* LISTED ENTRIES:
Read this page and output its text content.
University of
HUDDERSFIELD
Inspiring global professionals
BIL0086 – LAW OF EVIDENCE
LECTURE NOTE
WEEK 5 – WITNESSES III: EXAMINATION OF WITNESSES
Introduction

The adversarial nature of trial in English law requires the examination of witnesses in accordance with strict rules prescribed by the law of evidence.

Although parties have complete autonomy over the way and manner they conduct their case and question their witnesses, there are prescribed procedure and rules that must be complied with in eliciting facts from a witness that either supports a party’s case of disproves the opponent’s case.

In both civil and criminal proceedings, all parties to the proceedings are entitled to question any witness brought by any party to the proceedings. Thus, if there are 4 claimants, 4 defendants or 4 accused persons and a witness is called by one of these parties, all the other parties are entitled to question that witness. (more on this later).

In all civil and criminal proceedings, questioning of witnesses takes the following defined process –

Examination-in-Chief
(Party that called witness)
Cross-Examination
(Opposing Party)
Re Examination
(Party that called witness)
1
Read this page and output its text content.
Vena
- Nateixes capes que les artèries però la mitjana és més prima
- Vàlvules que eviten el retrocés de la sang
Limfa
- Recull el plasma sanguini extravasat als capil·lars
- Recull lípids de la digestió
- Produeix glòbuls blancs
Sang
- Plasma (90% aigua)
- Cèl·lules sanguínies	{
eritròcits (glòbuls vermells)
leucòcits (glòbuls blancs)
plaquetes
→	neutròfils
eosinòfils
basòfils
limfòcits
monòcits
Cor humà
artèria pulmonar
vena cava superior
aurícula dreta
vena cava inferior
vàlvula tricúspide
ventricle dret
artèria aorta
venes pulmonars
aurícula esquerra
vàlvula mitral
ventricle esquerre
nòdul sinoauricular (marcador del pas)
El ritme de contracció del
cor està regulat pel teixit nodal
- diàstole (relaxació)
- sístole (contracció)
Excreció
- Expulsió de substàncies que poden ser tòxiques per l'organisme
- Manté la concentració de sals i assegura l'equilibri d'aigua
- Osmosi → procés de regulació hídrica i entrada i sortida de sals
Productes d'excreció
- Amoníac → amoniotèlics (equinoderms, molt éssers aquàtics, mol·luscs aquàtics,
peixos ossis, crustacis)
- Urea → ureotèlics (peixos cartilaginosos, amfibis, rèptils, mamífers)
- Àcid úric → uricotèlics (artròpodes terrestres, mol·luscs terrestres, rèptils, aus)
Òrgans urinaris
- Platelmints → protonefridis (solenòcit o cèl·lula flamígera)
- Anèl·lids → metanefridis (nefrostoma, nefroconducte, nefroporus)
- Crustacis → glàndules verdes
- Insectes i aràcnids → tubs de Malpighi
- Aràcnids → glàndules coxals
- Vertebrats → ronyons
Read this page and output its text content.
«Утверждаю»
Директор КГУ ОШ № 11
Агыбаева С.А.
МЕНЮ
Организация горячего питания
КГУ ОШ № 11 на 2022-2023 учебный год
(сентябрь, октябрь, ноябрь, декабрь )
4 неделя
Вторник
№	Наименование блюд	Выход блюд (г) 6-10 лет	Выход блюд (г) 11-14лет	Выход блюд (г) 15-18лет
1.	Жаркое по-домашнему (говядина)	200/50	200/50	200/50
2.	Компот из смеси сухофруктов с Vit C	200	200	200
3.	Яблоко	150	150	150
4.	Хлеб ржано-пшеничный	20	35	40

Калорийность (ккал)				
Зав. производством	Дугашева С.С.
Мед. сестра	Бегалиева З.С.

* TASK DETAILS:
Output the records above in their entirety, exactly.

* EXERCISE SOLUTION:
Read this page and output its text content.
University of
HUDDERSFIELD
Inspiring global professionals
BIL0086 – LAW OF EVIDENCE
LECTURE NOTE
WEEK 5 – WITNESSES III: EXAMINATION OF WITNESSES
Introduction

The adversarial nature of trial in English law requires the examination of witnesses in accordance with strict rules prescribed by the law of evidence.

Although parties have complete autonomy over the way and manner they conduct their case and question their witnesses, there are prescribed procedure and rules that must be complied with in eliciting facts from a witness that either supports a party’s case of disproves the opponent’s case.

In both civil and criminal proceedings, all parties to the proceedings are entitled to question any witness brought by any party to the proceedings. Thus, if there are 4 claimants, 4 defendants or 4 accused persons and a witness is called by one of these parties, all the other parties are entitled to question that witness. (more on this later).

In all civil and criminal proceedings, questioning of witnesses takes the following defined process –

Examination-in-Chief
(Party that called witness)
Cross-Examination
(Opposing Party)
Re Examination
(Party that called witness)
1
Read this page and output its text content.
Vena
- Nateixes capes que les artèries però la mitjana és més prima
- Vàlvules que eviten el retrocés de la sang
Limfa
- Recull el plasma sanguini extravasat als capil·lars
- Recull lípids de la digestió
- Produeix glòbuls blancs
Sang
- Plasma (90% aigua)
- Cèl·lules sanguínies	{
eritròcits (glòbuls vermells)
leucòcits (glòbuls blancs)
plaquetes
→	neutròfils
eosinòfils
basòfils
limfòcits
monòcits
Cor humà
artèria pulmonar
vena cava superior
aurícula dreta
vena cava inferior
vàlvula tricúspide
ventricle dret
artèria aorta
venes pulmonars
aurícula esquerra
vàlvula mitral
ventricle esquerre
nòdul sinoauricular (marcador del pas)
El ritme de contracció del
cor està regulat pel teixit nodal
- diàstole (relaxació)
- sístole (contracció)
Excreció
- Expulsió de substàncies que poden ser tòxiques per l'organisme
- Manté la concentració de sals i assegura l'equilibri d'aigua
- Osmosi → procés de regulació hídrica i entrada i sortida de sals
Productes d'excreció
- Amoníac → amoniotèlics (equinoderms, molt éssers aquàtics, mol·luscs aquàtics,
peixos ossis, crustacis)
- Urea → ureotèlics (peixos cartilaginosos, amfibis, rèptils, mamífers)
- Àcid úric → uricotèlics (artròpodes terrestres, mol·luscs terrestres, rèptils, aus)
Òrgans urinaris
- Platelmints → protonefridis (solenòcit o cèl·lula flamígera)
- Anèl·lids → metanefridis (nefrostoma, nefroconducte, nefroporus)
- Crustacis → glàndules verdes
- Insectes i aràcnids → tubs de Malpighi
- Aràcnids → glàndules coxals
- Vertebrats → ronyons
Read this page and output its text content.
«Утверждаю»
Директор КГУ ОШ № 11
Агыбаева С.А.
МЕНЮ
Организация горячего питания
КГУ ОШ № 11 на 2022-2023 учебный год
(сентябрь, октябрь, ноябрь, декабрь )
4 неделя
Вторник
№	Наименование блюд	Выход блюд (г) 6-10 лет	Выход блюд (г) 11-14лет	Выход блюд (г) 15-18лет
1.	Жаркое по-домашнему (говядина)	200/50	200/50	200/50
2.	Компот из смеси сухофруктов с Vit C	200	200	200
3.	Яблоко	150	150	150
4.	Хлеб ржано-пшеничный	20	35	40

Калорийность (ккал)				
Зав. производством	Дугашева С.С.
Мед. сестра	Бегалиева З.С.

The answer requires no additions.